BEGIN ROWS

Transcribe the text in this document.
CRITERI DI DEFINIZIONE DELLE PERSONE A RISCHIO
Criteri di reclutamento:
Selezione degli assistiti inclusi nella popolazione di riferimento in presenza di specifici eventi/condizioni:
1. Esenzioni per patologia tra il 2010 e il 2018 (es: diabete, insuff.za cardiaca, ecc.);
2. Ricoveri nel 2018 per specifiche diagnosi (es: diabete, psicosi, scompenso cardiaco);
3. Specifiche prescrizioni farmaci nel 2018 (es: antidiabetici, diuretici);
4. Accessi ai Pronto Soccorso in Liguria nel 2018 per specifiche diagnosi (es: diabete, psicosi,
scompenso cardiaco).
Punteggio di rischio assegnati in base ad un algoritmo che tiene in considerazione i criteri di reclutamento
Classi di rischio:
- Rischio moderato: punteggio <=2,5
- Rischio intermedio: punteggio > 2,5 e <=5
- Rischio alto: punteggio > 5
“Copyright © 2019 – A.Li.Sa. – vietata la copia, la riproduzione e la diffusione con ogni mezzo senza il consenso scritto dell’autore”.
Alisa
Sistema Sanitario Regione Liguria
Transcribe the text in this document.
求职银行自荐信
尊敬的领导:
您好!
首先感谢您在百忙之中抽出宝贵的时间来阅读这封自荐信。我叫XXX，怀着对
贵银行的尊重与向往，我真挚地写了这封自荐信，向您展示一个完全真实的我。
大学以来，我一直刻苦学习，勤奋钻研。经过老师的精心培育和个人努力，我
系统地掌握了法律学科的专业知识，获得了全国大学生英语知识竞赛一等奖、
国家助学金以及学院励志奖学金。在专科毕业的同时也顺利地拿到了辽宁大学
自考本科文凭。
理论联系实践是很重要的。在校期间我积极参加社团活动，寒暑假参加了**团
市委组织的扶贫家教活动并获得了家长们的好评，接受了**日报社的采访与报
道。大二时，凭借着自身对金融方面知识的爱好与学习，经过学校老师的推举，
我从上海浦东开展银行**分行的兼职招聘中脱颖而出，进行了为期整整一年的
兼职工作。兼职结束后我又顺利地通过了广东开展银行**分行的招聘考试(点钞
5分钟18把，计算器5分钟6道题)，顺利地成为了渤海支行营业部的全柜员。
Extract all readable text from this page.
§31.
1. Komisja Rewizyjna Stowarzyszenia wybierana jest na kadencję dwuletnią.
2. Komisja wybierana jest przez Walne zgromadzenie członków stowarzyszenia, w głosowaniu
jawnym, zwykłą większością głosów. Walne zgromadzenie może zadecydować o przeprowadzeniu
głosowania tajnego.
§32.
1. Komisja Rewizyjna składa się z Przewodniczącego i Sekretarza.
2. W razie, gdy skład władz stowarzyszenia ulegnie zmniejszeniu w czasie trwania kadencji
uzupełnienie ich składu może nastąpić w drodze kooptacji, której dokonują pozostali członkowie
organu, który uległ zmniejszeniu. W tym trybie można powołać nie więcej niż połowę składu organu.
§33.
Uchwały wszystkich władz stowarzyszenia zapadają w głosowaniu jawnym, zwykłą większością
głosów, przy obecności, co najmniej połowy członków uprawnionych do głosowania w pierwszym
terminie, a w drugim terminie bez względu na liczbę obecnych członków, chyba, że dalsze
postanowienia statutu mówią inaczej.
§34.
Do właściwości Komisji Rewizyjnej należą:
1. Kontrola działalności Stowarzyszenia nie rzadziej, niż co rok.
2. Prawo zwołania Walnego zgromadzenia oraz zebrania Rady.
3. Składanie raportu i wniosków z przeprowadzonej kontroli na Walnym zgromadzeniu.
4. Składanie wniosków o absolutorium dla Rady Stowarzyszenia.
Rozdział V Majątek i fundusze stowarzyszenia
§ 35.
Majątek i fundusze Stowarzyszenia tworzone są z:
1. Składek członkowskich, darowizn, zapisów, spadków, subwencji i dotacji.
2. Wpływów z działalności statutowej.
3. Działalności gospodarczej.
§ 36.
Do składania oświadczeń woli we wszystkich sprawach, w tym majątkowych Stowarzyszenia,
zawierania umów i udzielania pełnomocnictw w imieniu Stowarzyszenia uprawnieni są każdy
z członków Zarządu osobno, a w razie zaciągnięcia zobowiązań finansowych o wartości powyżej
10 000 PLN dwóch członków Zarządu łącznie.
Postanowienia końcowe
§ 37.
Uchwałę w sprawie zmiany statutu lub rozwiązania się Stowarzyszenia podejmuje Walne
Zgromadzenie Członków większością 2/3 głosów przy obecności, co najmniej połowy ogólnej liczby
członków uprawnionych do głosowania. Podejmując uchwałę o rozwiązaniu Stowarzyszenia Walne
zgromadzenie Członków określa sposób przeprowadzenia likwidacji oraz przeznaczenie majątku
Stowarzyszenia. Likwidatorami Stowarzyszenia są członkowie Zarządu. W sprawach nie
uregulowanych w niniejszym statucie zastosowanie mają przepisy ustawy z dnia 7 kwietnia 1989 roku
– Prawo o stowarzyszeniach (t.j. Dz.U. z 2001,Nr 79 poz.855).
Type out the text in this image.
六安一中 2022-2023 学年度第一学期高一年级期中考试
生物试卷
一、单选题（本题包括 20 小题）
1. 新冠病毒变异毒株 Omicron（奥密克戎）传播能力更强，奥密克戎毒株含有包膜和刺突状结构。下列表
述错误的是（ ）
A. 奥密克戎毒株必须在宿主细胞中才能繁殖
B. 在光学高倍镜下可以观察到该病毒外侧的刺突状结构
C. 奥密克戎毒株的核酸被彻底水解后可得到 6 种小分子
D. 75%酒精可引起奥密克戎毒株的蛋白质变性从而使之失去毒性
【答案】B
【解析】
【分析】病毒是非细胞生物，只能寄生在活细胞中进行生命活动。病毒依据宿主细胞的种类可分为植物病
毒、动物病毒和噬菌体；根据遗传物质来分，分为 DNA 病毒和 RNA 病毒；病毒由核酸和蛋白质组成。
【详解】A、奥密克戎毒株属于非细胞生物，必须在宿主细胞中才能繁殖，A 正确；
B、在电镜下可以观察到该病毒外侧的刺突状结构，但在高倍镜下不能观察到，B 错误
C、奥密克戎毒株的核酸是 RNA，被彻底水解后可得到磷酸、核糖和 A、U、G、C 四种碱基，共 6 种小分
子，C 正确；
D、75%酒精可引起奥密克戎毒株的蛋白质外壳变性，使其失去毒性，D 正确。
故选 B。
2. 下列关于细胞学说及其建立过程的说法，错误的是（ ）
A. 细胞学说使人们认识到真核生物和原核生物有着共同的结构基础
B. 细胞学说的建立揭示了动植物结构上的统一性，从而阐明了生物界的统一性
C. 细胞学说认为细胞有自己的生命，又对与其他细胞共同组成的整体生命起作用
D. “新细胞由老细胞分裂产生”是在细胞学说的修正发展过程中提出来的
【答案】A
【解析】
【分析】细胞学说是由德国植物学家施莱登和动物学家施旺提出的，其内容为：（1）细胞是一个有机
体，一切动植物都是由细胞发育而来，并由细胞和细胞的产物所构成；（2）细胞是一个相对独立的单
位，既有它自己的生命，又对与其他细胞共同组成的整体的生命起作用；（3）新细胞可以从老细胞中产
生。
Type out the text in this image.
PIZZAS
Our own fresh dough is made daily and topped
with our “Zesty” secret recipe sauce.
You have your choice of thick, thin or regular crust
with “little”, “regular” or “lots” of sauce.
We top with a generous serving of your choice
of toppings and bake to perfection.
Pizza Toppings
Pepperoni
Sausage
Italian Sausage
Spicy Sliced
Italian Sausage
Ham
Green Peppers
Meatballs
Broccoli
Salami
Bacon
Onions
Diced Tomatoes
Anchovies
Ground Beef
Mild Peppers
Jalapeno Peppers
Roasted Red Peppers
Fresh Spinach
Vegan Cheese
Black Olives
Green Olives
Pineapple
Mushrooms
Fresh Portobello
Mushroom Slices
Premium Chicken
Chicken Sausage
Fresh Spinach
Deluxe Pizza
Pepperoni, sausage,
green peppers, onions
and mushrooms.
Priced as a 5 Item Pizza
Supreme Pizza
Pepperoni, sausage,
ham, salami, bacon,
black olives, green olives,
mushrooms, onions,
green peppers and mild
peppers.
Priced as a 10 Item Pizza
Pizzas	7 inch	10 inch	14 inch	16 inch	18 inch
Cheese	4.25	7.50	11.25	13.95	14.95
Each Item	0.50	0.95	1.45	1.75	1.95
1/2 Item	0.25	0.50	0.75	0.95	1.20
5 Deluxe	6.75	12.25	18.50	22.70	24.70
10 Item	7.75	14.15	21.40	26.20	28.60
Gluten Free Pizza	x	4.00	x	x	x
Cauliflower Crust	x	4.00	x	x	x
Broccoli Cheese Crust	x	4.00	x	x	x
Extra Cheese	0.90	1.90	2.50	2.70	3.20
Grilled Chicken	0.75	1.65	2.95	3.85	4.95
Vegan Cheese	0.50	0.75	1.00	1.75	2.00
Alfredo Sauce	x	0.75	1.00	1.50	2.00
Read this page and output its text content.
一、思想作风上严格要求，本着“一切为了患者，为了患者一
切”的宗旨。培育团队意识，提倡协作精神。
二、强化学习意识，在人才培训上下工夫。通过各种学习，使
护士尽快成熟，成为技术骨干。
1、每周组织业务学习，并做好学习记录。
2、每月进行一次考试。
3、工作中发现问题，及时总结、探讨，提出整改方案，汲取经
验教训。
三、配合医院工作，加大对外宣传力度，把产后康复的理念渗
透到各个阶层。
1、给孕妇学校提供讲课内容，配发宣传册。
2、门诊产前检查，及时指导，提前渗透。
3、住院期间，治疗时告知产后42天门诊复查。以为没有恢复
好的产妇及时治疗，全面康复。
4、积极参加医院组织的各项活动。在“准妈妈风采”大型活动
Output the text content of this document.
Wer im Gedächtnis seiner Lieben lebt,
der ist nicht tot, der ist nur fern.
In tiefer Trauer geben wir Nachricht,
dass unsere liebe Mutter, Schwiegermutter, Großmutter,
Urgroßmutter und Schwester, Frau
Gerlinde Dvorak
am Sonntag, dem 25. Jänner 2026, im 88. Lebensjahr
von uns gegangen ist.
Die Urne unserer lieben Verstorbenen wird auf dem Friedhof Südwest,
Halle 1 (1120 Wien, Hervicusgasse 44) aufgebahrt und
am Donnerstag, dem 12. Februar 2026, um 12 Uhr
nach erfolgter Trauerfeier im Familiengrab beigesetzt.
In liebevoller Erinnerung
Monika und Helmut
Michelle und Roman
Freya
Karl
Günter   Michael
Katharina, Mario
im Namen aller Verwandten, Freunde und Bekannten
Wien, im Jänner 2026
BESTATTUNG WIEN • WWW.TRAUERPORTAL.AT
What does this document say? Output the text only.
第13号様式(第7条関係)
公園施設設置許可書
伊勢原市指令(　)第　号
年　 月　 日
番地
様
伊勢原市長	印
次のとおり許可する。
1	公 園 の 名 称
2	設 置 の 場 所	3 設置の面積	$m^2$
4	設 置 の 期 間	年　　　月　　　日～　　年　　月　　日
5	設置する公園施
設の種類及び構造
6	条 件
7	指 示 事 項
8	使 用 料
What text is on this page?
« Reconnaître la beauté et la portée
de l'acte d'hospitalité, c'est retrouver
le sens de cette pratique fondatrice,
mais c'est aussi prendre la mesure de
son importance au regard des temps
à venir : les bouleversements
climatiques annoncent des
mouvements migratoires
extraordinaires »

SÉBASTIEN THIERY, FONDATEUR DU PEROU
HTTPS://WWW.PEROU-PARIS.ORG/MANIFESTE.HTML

END ROWS

■ **DIRECTIONS**
Return, word for word, every line from the line with "What text is on this page?" to the final line of the data.

■ **COMPLETE RESPONSE**
What text is on this page?
« Reconnaître la beauté et la portée
de l'acte d'hospitalité, c'est retrouver
le sens de cette pratique fondatrice,
mais c'est aussi prendre la mesure de
son importance au regard des temps
à venir : les bouleversements
climatiques annoncent des
mouvements migratoires
extraordinaires »

SÉBASTIEN THIERY, FONDATEUR DU PEROU
HTTPS://WWW.PEROU-PARIS.ORG/MANIFESTE.HTML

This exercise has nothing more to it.